▶ Problem details
Look through the data and write out every line with the word "this" in it.

▶ Saved data entries

◇ ◇ ◇

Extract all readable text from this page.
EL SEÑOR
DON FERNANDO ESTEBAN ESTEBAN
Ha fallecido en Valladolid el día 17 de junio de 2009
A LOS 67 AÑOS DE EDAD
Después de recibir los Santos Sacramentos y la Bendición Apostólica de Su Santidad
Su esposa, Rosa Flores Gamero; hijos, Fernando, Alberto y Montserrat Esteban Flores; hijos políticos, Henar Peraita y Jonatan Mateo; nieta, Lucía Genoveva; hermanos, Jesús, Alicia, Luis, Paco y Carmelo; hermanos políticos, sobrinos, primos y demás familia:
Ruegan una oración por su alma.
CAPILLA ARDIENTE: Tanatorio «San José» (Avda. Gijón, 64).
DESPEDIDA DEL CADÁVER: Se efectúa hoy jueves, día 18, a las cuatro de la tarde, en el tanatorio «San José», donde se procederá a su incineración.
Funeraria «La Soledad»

◇ ◇ ◇

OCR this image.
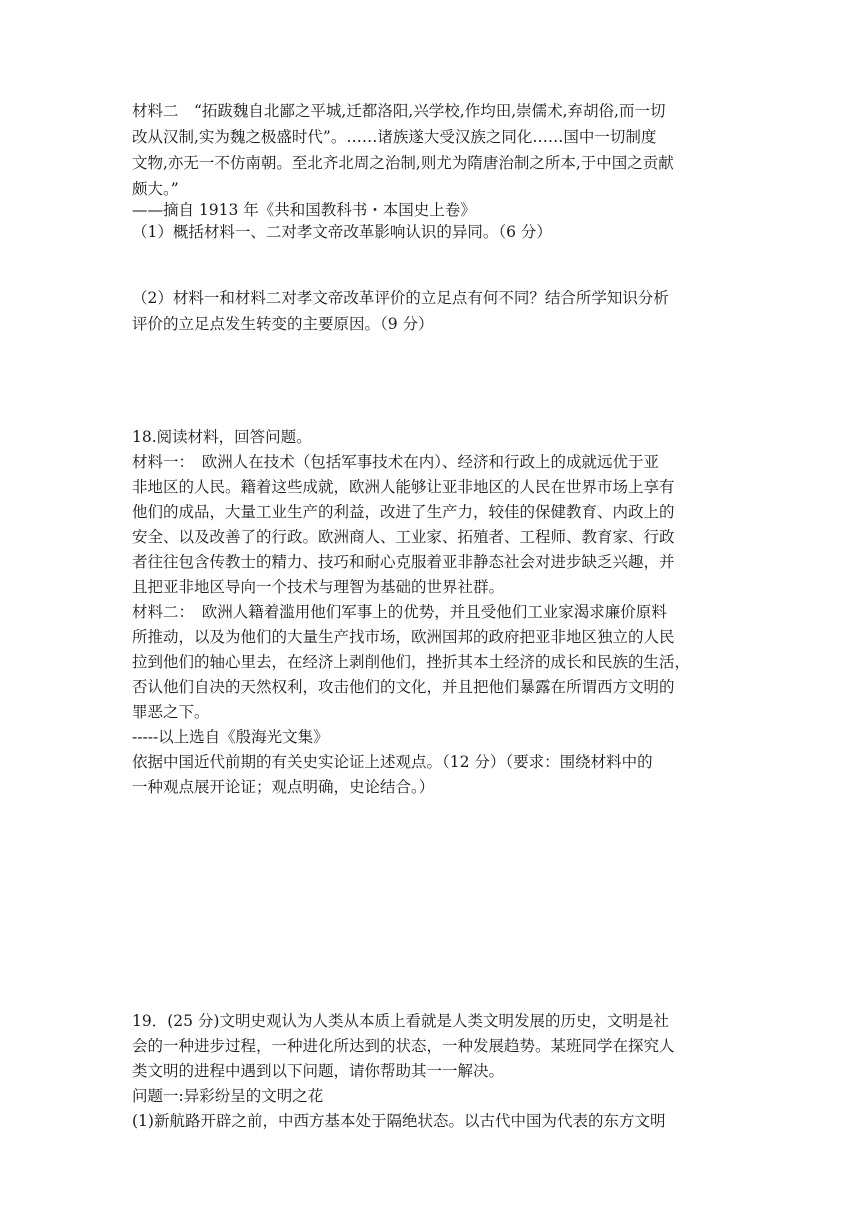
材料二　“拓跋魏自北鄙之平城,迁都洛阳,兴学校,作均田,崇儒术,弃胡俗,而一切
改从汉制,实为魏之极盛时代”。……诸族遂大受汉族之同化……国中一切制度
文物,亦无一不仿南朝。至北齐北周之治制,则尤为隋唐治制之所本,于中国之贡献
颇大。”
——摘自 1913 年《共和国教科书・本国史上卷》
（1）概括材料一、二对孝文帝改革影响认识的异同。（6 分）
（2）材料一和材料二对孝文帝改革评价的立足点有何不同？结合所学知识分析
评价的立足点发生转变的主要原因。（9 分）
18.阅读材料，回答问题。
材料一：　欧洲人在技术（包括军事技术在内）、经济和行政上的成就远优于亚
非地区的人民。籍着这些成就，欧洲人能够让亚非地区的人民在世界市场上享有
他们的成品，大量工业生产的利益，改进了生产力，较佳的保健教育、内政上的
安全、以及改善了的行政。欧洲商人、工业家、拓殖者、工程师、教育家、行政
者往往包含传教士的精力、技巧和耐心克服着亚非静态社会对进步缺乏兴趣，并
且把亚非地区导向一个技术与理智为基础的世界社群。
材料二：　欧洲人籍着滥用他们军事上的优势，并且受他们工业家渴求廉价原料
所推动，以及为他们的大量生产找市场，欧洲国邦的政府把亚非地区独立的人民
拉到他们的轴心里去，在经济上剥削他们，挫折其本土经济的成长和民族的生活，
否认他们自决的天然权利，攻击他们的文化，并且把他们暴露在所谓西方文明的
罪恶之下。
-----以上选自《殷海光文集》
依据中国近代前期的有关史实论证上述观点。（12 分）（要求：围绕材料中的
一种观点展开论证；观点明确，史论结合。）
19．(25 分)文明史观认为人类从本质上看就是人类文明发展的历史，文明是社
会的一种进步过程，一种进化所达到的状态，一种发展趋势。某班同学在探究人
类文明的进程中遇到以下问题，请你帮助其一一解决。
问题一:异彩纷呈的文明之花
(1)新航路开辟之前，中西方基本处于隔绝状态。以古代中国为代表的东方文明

◇ ◇ ◇

▶ Written reply
Extract all readable text from this page.
OCR this image.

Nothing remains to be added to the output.